> [WHAT IS BEING ASKED] Give only the number of rows below that contain the string "فبراير", with case counting.

(Listings of boxed layout items)
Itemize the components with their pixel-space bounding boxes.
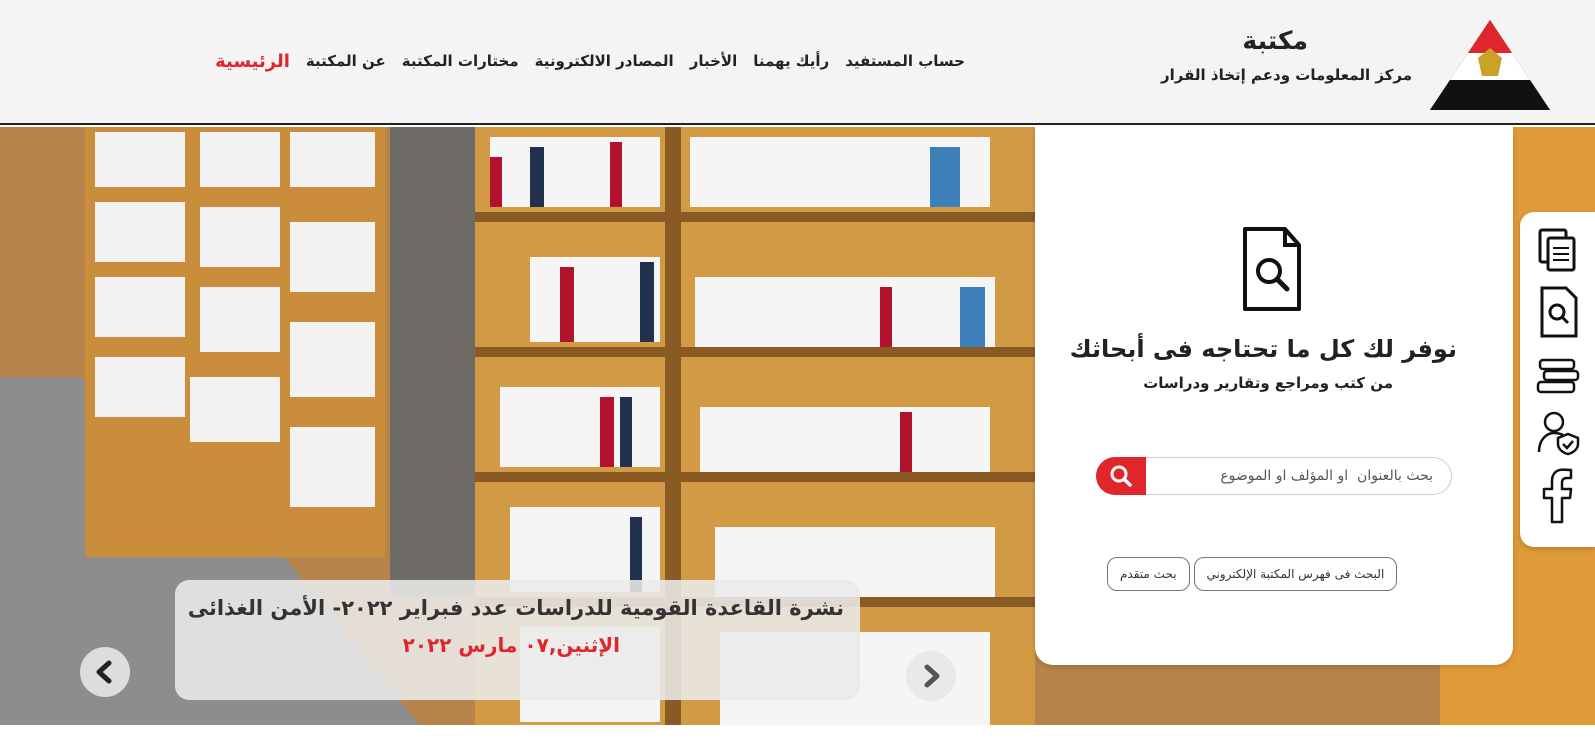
document-search-icon[interactable] [1536, 284, 1580, 338]
nav-home[interactable]: الرئيسية [215, 51, 290, 72]
nav-account[interactable]: حساب المستفيد [845, 52, 965, 70]
nav-news[interactable]: الأخبار [690, 52, 738, 70]
slider-prev-button[interactable] [80, 647, 130, 697]
document-search-icon [1239, 223, 1305, 315]
slide-caption[interactable]: نشرة القاعدة القومية للدراسات عدد فبراير… [175, 580, 860, 700]
facebook-icon[interactable] [1536, 468, 1580, 524]
search-input[interactable] [1149, 458, 1445, 494]
search-box [1096, 457, 1452, 495]
slider-next-button[interactable] [906, 651, 956, 701]
slide-title[interactable]: نشرة القاعدة القومية للدراسات عدد فبراير… [188, 596, 844, 620]
panel-subheading: من كتب ومراجع وتقارير ودراسات [1143, 374, 1393, 392]
documents-icon[interactable] [1536, 226, 1580, 274]
chevron-right-icon [924, 664, 940, 688]
nav-about[interactable]: عن المكتبة [306, 52, 386, 70]
user-shield-icon[interactable] [1536, 408, 1580, 456]
chevron-left-icon [96, 660, 112, 684]
main-nav: الرئيسية عن المكتبة مختارات المكتبة المص… [215, 48, 965, 74]
side-toolbar [1520, 212, 1595, 547]
logo-subtitle: مركز المعلومات ودعم إتخاذ القرار [1160, 66, 1412, 84]
search-icon [1110, 465, 1132, 487]
site-header: مكتبة مركز المعلومات ودعم إتخاذ القرار ا… [0, 0, 1595, 125]
panel-heading: نوفر لك كل ما تحتاجه فى أبحاثك [1069, 335, 1457, 363]
logo-emblem[interactable] [1420, 18, 1560, 114]
slide-date: الإثنين,٠٧ مارس ٢٠٢٢ [402, 633, 620, 657]
nav-selections[interactable]: مختارات المكتبة [402, 52, 519, 70]
search-button[interactable] [1096, 457, 1146, 495]
advanced-search-button[interactable]: بحث متقدم [1107, 557, 1190, 591]
nav-e-resources[interactable]: المصادر الالكترونية [535, 52, 674, 70]
nav-feedback[interactable]: رأيك يهمنا [753, 52, 829, 70]
catalog-search-button[interactable]: البحث فى فهرس المكتبة الإلكتروني [1193, 557, 1398, 591]
search-panel: نوفر لك كل ما تحتاجه فى أبحاثك من كتب وم… [1035, 127, 1513, 665]
search-actions: بحث متقدم البحث فى فهرس المكتبة الإلكترو… [1107, 557, 1398, 591]
books-icon[interactable] [1536, 354, 1580, 402]
page-content-start [0, 725, 1595, 753]
logo-title: مكتبة [1242, 26, 1308, 55]
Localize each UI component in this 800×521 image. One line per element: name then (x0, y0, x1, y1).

> [OUTPUT OF THE TASK] 2